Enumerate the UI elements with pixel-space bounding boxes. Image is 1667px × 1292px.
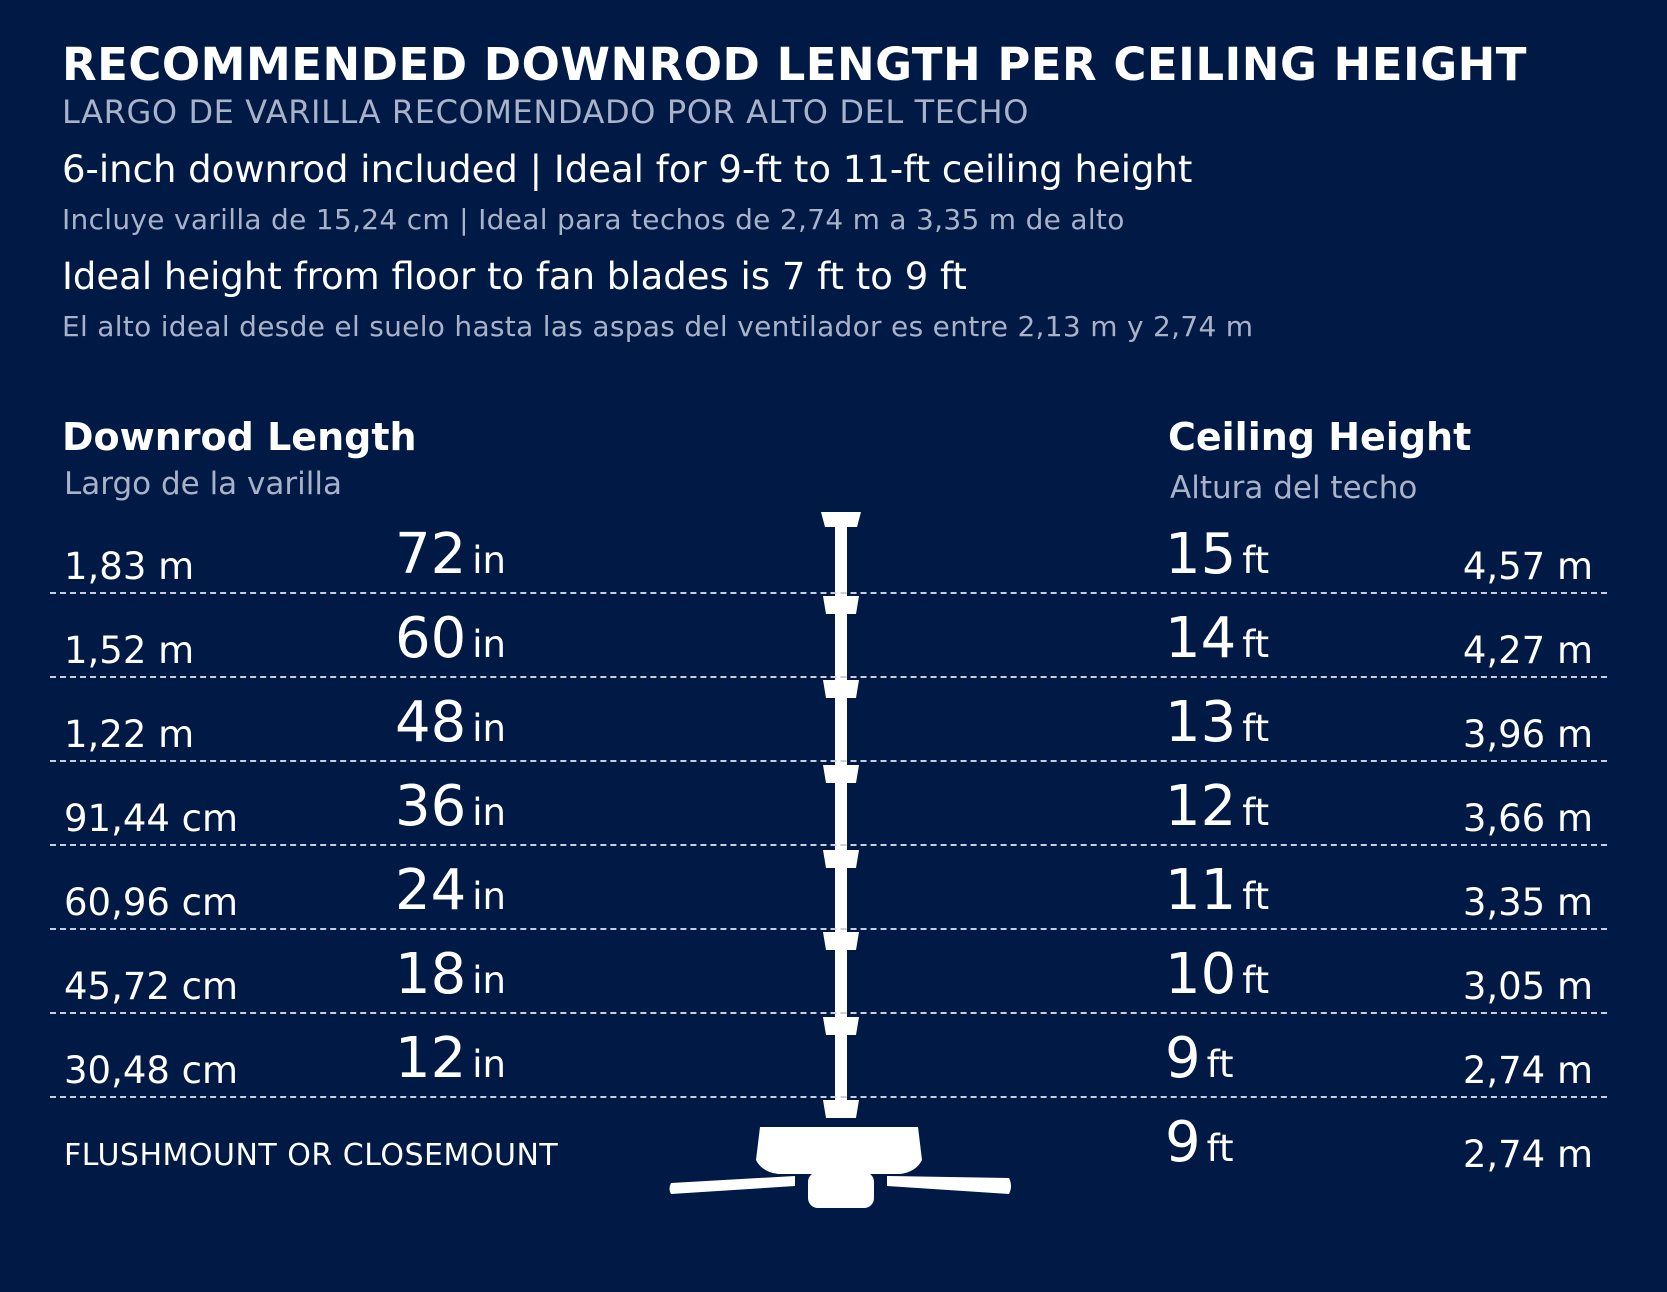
page-title: RECOMMENDED DOWNROD LENGTH PER CEILING H… [62, 38, 1527, 91]
ceiling-metric: 3,96 m [1462, 713, 1593, 756]
note-ideal-height-en: Ideal height from floor to fan blades is… [62, 255, 967, 298]
ceiling-metric: 4,27 m [1462, 629, 1593, 672]
note-included-en: 6-inch downrod included | Ideal for 9-ft… [62, 148, 1193, 191]
ceiling-imperial: 9 ft [1165, 1026, 1234, 1091]
downrod-icon [835, 525, 847, 1110]
row-divider [50, 1012, 1607, 1014]
ceiling-imperial: 10 ft [1165, 942, 1270, 1007]
rod-metric: 30,48 cm [64, 1049, 239, 1092]
ceiling-metric: 2,74 m [1462, 1049, 1593, 1092]
rod-metric: 1,52 m [64, 629, 195, 672]
ceiling-imperial: 11 ft [1165, 858, 1270, 923]
ceiling-metric: 3,05 m [1462, 965, 1593, 1008]
row-divider [50, 676, 1607, 678]
ceiling-height-subheading: Altura del techo [1170, 470, 1418, 506]
ceiling-imperial: 14 ft [1165, 606, 1270, 671]
row-divider [50, 592, 1607, 594]
rod-imperial: 36 in [395, 774, 506, 839]
rod-imperial: 72 in [395, 522, 506, 587]
table-row: 1,22 m 48 in 13 ft 3,96 m [0, 678, 1667, 762]
rod-imperial: 24 in [395, 858, 506, 923]
canopy-icon [821, 512, 861, 1118]
ceiling-metric: 4,57 m [1462, 545, 1593, 588]
ceiling-imperial: 15 ft [1165, 522, 1270, 587]
note-ideal-height-es: El alto ideal desde el suelo hasta las a… [62, 310, 1254, 343]
rod-metric: 91,44 cm [64, 797, 239, 840]
table-row: 1,52 m 60 in 14 ft 4,27 m [0, 594, 1667, 678]
rod-imperial: 12 in [395, 1026, 506, 1091]
row-divider [50, 928, 1607, 930]
ceiling-imperial: 13 ft [1165, 690, 1270, 755]
table-row: 91,44 cm 36 in 12 ft 3,66 m [0, 762, 1667, 846]
downrod-length-subheading: Largo de la varilla [64, 466, 342, 502]
ceiling-metric: 3,66 m [1462, 797, 1593, 840]
ceiling-imperial: 9 ft [1165, 1110, 1234, 1175]
rod-imperial: 48 in [395, 690, 506, 755]
ceiling-metric: 2,74 m [1462, 1133, 1593, 1176]
fan-blades-icon [669, 1176, 1011, 1194]
downrod-length-heading: Downrod Length [62, 415, 417, 459]
flushmount-row: FLUSHMOUNT OR CLOSEMOUNT 9 ft 2,74 m [0, 1098, 1667, 1182]
rod-metric: 45,72 cm [64, 965, 239, 1008]
ceiling-metric: 3,35 m [1462, 881, 1593, 924]
note-included-es: Incluye varilla de 15,24 cm | Ideal para… [62, 203, 1125, 236]
rod-metric: 60,96 cm [64, 881, 239, 924]
flushmount-label: FLUSHMOUNT OR CLOSEMOUNT [64, 1138, 559, 1173]
row-divider [50, 760, 1607, 762]
row-divider [50, 1096, 1607, 1098]
rod-imperial: 60 in [395, 606, 506, 671]
rod-metric: 1,83 m [64, 545, 195, 588]
ceiling-height-heading: Ceiling Height [1168, 415, 1472, 459]
rod-metric: 1,22 m [64, 713, 195, 756]
table-row: 30,48 cm 12 in 9 ft 2,74 m [0, 1014, 1667, 1098]
rod-imperial: 18 in [395, 942, 506, 1007]
page-subtitle: LARGO DE VARILLA RECOMENDADO POR ALTO DE… [62, 93, 1029, 131]
table-row: 1,83 m 72 in 15 ft 4,57 m [0, 510, 1667, 594]
table-row: 45,72 cm 18 in 10 ft 3,05 m [0, 930, 1667, 1014]
row-divider [50, 844, 1607, 846]
fan-motor-icon [756, 1127, 922, 1208]
table-row: 60,96 cm 24 in 11 ft 3,35 m [0, 846, 1667, 930]
ceiling-imperial: 12 ft [1165, 774, 1270, 839]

-*-*-

▶ [Problem description]: Copy the records above line for line, with no changes, but leave the picture out of the answer.

▶ [Response to the exercise]:
Enumerate the UI elements with pixel-space bounding boxes. Image is 1667px × 1292px.
page-title: RECOMMENDED DOWNROD LENGTH PER CEILING H… [62, 38, 1527, 91]
ceiling-metric: 3,96 m [1462, 713, 1593, 756]
note-ideal-height-en: Ideal height from floor to fan blades is… [62, 255, 967, 298]
ceiling-metric: 4,27 m [1462, 629, 1593, 672]
note-included-en: 6-inch downrod included | Ideal for 9-ft… [62, 148, 1193, 191]
ceiling-imperial: 9 ft [1165, 1026, 1234, 1091]
downrod-icon [835, 525, 847, 1110]
row-divider [50, 1012, 1607, 1014]
ceiling-imperial: 10 ft [1165, 942, 1270, 1007]
rod-metric: 30,48 cm [64, 1049, 239, 1092]
ceiling-metric: 2,74 m [1462, 1049, 1593, 1092]
rod-metric: 1,52 m [64, 629, 195, 672]
ceiling-imperial: 11 ft [1165, 858, 1270, 923]
ceiling-metric: 3,05 m [1462, 965, 1593, 1008]
row-divider [50, 676, 1607, 678]
ceiling-height-subheading: Altura del techo [1170, 470, 1418, 506]
ceiling-imperial: 14 ft [1165, 606, 1270, 671]
row-divider [50, 592, 1607, 594]
rod-imperial: 36 in [395, 774, 506, 839]
rod-imperial: 72 in [395, 522, 506, 587]
table-row: 1,22 m 48 in 13 ft 3,96 m [0, 678, 1667, 762]
rod-imperial: 24 in [395, 858, 506, 923]
canopy-icon [821, 512, 861, 1118]
ceiling-metric: 4,57 m [1462, 545, 1593, 588]
ceiling-imperial: 15 ft [1165, 522, 1270, 587]
note-ideal-height-es: El alto ideal desde el suelo hasta las a… [62, 310, 1254, 343]
rod-metric: 91,44 cm [64, 797, 239, 840]
table-row: 1,52 m 60 in 14 ft 4,27 m [0, 594, 1667, 678]
rod-imperial: 12 in [395, 1026, 506, 1091]
row-divider [50, 928, 1607, 930]
ceiling-imperial: 13 ft [1165, 690, 1270, 755]
table-row: 91,44 cm 36 in 12 ft 3,66 m [0, 762, 1667, 846]
downrod-length-subheading: Largo de la varilla [64, 466, 342, 502]
ceiling-metric: 3,66 m [1462, 797, 1593, 840]
ceiling-imperial: 9 ft [1165, 1110, 1234, 1175]
rod-imperial: 48 in [395, 690, 506, 755]
ceiling-metric: 2,74 m [1462, 1133, 1593, 1176]
fan-blades-icon [669, 1176, 1011, 1194]
downrod-length-heading: Downrod Length [62, 415, 417, 459]
flushmount-row: FLUSHMOUNT OR CLOSEMOUNT 9 ft 2,74 m [0, 1098, 1667, 1182]
rod-metric: 45,72 cm [64, 965, 239, 1008]
ceiling-metric: 3,35 m [1462, 881, 1593, 924]
note-included-es: Incluye varilla de 15,24 cm | Ideal para… [62, 203, 1125, 236]
rod-metric: 60,96 cm [64, 881, 239, 924]
flushmount-label: FLUSHMOUNT OR CLOSEMOUNT [64, 1138, 559, 1173]
row-divider [50, 760, 1607, 762]
row-divider [50, 1096, 1607, 1098]
rod-imperial: 60 in [395, 606, 506, 671]
rod-metric: 1,83 m [64, 545, 195, 588]
ceiling-height-heading: Ceiling Height [1168, 415, 1472, 459]
rod-metric: 1,22 m [64, 713, 195, 756]
table-row: 30,48 cm 12 in 9 ft 2,74 m [0, 1014, 1667, 1098]
rod-imperial: 18 in [395, 942, 506, 1007]
page-subtitle: LARGO DE VARILLA RECOMENDADO POR ALTO DE… [62, 93, 1029, 131]
table-row: 1,83 m 72 in 15 ft 4,57 m [0, 510, 1667, 594]
table-row: 45,72 cm 18 in 10 ft 3,05 m [0, 930, 1667, 1014]
row-divider [50, 844, 1607, 846]
fan-motor-icon [756, 1127, 922, 1208]
table-row: 60,96 cm 24 in 11 ft 3,35 m [0, 846, 1667, 930]
ceiling-imperial: 12 ft [1165, 774, 1270, 839]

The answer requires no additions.